-- Begin STORED ROWS --

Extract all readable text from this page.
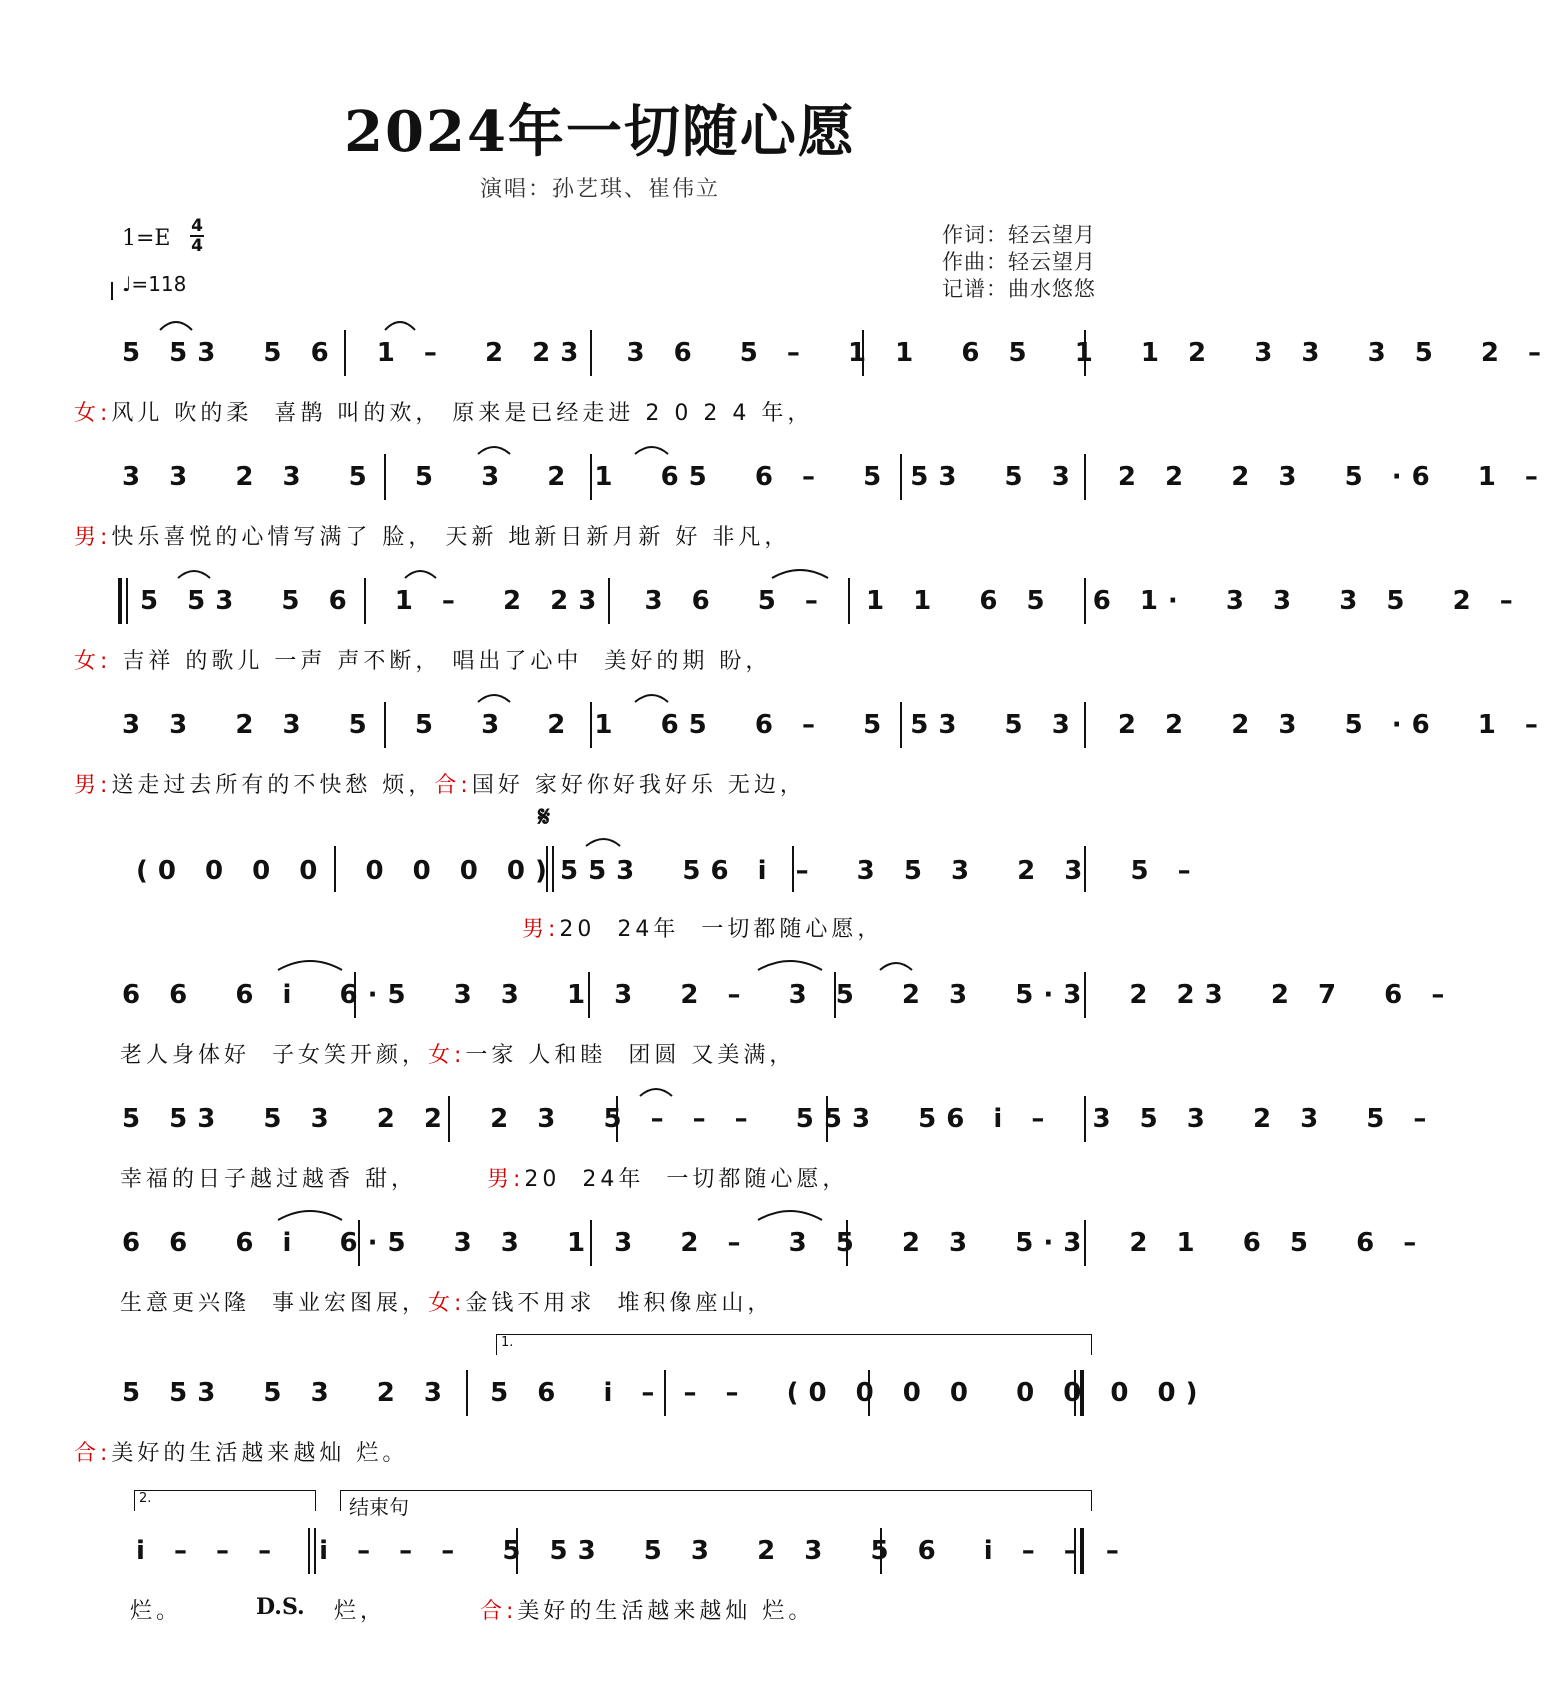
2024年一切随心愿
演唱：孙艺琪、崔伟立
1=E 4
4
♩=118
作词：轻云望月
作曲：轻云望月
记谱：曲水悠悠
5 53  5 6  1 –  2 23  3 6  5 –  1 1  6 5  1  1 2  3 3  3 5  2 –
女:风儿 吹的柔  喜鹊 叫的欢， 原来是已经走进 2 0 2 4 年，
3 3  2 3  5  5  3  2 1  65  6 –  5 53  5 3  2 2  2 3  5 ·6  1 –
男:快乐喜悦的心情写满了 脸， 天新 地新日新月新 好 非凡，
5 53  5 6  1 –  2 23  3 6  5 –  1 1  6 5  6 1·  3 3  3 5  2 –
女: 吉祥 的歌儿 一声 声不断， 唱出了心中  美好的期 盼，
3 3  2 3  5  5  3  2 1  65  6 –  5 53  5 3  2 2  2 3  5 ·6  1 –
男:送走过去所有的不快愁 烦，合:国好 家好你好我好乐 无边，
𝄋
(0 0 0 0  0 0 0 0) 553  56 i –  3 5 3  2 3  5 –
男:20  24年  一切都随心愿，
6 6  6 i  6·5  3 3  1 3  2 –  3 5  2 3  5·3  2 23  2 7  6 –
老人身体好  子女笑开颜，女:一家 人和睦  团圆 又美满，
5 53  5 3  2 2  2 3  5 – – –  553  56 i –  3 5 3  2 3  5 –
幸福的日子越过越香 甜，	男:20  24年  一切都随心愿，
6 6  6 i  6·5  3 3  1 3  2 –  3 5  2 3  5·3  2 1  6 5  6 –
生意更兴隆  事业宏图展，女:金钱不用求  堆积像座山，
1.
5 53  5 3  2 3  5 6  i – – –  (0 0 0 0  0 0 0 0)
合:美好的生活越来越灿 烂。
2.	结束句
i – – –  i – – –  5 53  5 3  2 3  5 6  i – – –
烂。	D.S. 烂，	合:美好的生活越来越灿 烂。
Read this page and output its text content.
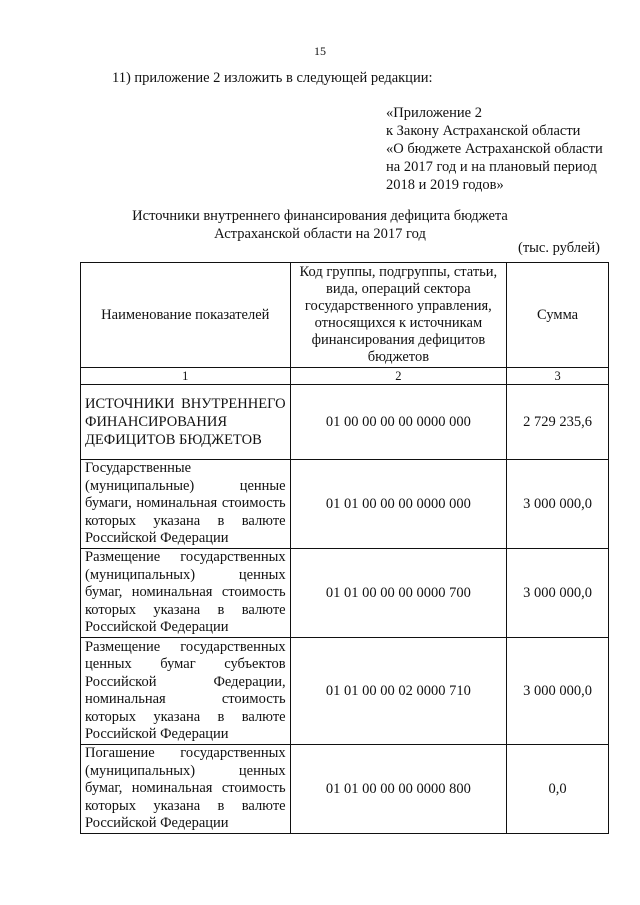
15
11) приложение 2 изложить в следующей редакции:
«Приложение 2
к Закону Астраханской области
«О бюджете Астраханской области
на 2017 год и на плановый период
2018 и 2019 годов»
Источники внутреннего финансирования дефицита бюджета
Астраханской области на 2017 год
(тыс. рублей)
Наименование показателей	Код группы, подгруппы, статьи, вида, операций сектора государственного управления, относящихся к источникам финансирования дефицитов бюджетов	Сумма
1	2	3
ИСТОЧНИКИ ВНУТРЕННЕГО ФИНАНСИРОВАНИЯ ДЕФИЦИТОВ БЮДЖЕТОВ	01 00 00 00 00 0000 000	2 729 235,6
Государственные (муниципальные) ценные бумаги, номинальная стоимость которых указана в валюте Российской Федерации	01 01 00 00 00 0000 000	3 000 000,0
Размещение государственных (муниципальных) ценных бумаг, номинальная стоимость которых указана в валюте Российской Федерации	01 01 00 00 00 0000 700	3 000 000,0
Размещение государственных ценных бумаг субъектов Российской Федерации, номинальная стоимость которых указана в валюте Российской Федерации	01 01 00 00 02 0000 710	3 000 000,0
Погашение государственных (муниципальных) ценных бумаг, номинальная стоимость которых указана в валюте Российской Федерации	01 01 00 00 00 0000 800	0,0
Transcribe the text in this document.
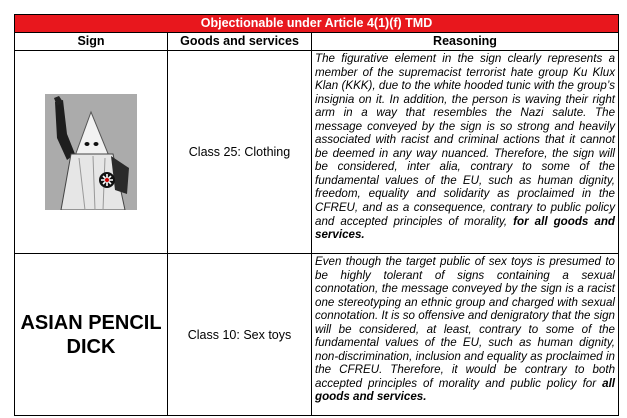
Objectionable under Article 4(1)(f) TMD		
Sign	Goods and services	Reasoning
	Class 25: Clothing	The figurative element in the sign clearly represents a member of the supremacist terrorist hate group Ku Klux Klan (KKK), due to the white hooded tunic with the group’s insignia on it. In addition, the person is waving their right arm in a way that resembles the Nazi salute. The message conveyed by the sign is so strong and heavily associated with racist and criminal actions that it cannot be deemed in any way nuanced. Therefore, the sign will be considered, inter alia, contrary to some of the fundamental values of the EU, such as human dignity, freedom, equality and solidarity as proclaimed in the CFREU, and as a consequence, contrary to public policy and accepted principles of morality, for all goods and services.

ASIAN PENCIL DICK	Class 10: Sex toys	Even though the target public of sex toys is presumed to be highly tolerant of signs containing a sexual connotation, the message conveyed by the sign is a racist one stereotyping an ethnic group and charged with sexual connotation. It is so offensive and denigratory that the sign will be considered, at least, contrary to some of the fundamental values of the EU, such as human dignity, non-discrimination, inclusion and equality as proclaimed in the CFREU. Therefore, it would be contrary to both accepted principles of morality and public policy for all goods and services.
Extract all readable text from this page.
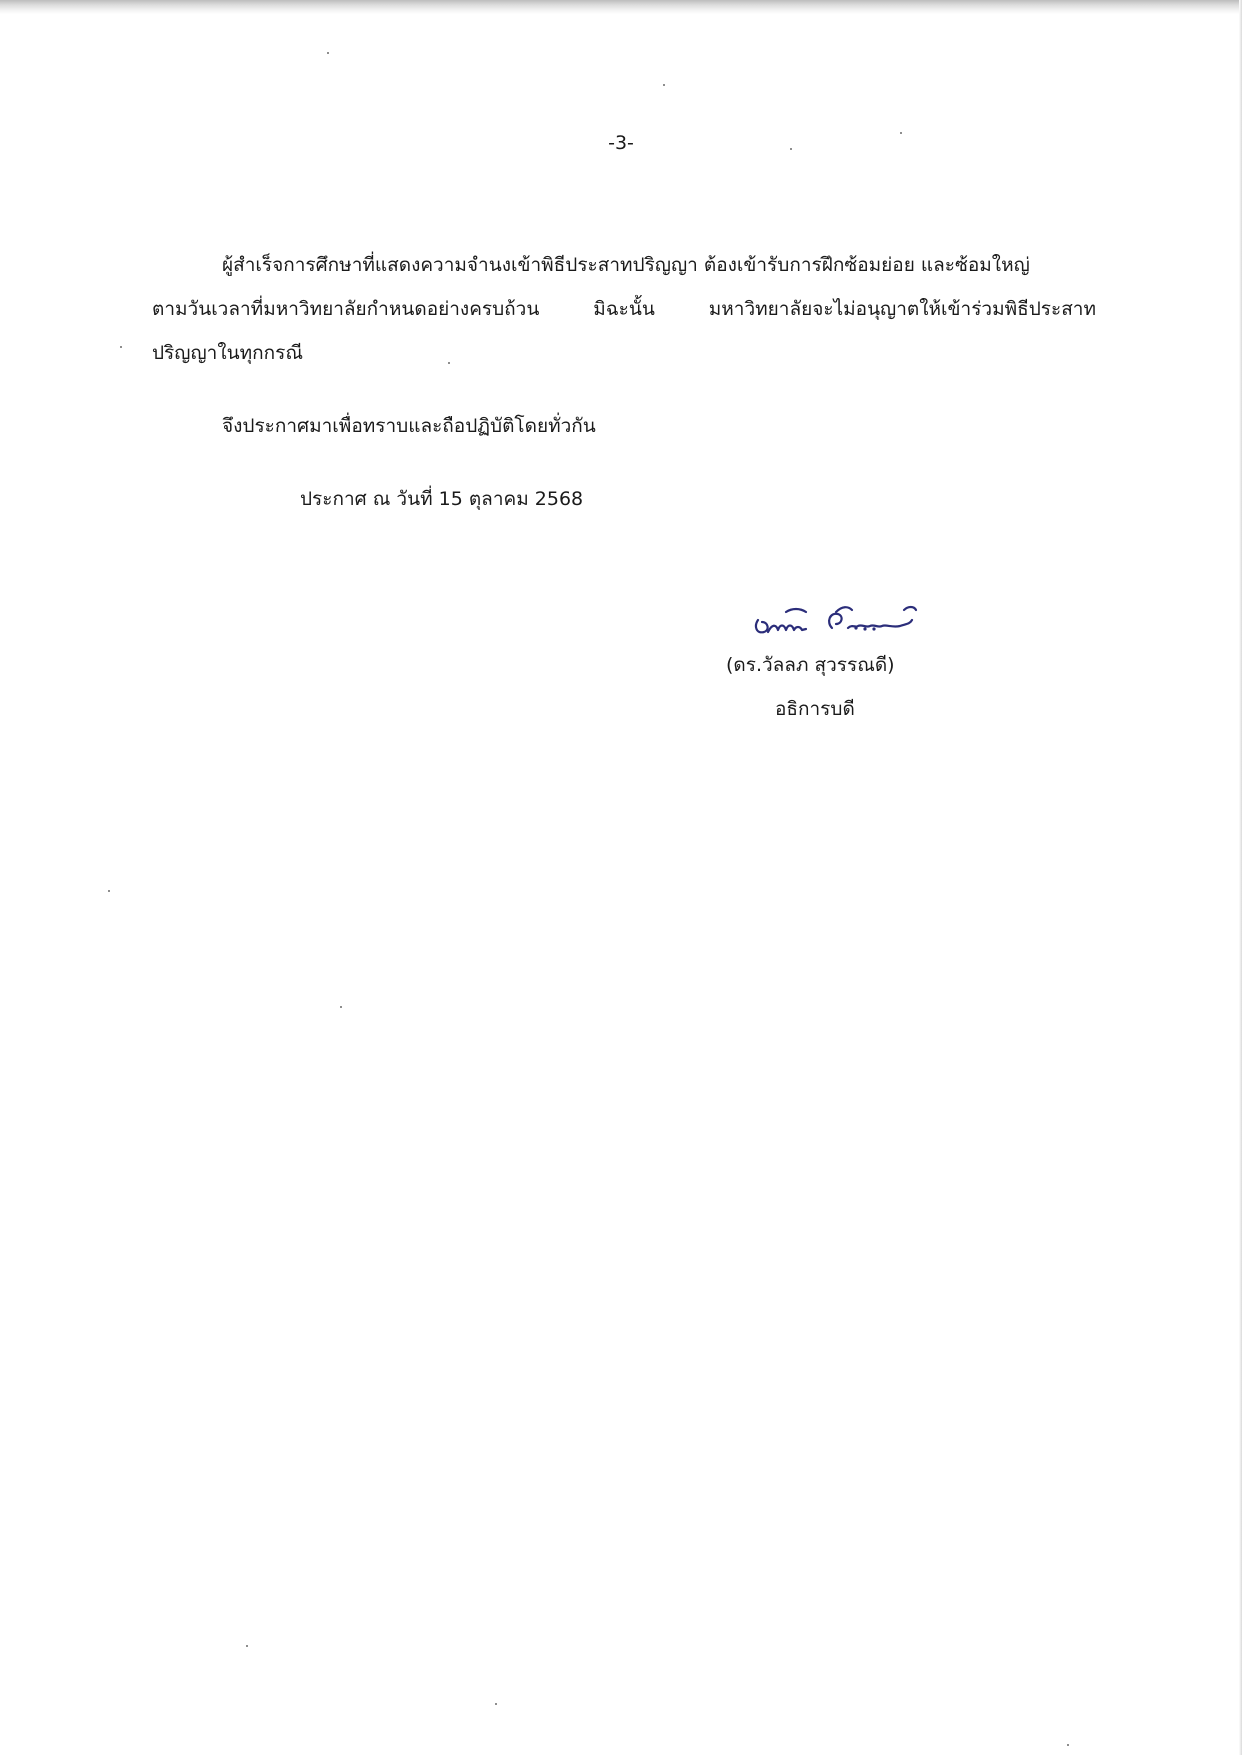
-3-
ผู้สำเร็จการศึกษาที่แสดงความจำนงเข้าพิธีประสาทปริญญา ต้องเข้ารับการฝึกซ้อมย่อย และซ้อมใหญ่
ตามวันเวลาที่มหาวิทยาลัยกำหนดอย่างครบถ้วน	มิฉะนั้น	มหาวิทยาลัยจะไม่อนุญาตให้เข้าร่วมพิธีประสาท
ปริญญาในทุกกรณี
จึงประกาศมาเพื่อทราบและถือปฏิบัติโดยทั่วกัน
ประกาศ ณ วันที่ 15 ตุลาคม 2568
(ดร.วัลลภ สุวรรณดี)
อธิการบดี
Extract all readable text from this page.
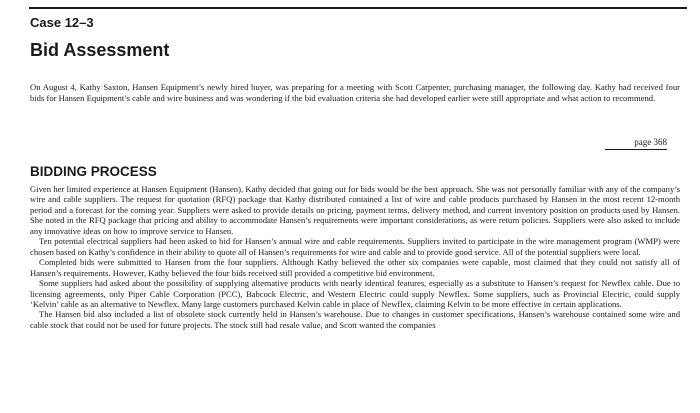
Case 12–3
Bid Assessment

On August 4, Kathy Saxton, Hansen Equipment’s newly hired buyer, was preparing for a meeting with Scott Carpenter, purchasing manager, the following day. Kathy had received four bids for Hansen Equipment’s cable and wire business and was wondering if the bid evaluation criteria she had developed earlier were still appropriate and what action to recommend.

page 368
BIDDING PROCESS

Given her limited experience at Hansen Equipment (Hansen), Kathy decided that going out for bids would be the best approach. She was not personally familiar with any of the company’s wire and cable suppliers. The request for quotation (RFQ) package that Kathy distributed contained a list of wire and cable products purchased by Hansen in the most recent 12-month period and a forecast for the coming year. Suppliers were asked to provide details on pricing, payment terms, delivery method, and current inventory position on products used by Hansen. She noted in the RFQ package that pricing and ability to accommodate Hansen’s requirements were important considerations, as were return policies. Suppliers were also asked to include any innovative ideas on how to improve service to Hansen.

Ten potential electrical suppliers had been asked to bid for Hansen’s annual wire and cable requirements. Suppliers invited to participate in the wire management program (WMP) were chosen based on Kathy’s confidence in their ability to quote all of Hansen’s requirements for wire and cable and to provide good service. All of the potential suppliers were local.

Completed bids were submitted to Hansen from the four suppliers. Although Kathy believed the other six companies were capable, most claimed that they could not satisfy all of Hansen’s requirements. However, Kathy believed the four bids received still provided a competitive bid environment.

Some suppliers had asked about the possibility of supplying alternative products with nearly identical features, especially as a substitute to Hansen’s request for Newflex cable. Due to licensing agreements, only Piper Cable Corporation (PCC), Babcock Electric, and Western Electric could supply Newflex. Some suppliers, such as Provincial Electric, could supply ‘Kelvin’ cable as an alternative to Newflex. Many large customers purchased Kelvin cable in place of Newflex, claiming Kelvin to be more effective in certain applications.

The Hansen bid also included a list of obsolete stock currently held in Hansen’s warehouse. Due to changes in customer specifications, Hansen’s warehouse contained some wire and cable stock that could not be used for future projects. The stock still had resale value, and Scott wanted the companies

-- End STORED ROWS --

§ **TASK TO CARRY OUT**
Where a line of the records above holds the word "валюте", copy that line.

§ **RESULT FOR THIS EXERCISE**
Государственные (муниципальные) ценные бумаги, номинальная стоимость которых указана в валюте Российской Федерации	01 01 00 00 00 0000 000	3 000 000,0
Размещение государственных (муниципальных) ценных бумаг, номинальная стоимость которых указана в валюте Российской Федерации	01 01 00 00 00 0000 700	3 000 000,0
Размещение государственных ценных бумаг субъектов Российской Федерации, номинальная стоимость которых указана в валюте Российской Федерации	01 01 00 00 02 0000 710	3 000 000,0
Погашение государственных (муниципальных) ценных бумаг, номинальная стоимость которых указана в валюте Российской Федерации	01 01 00 00 00 0000 800	0,0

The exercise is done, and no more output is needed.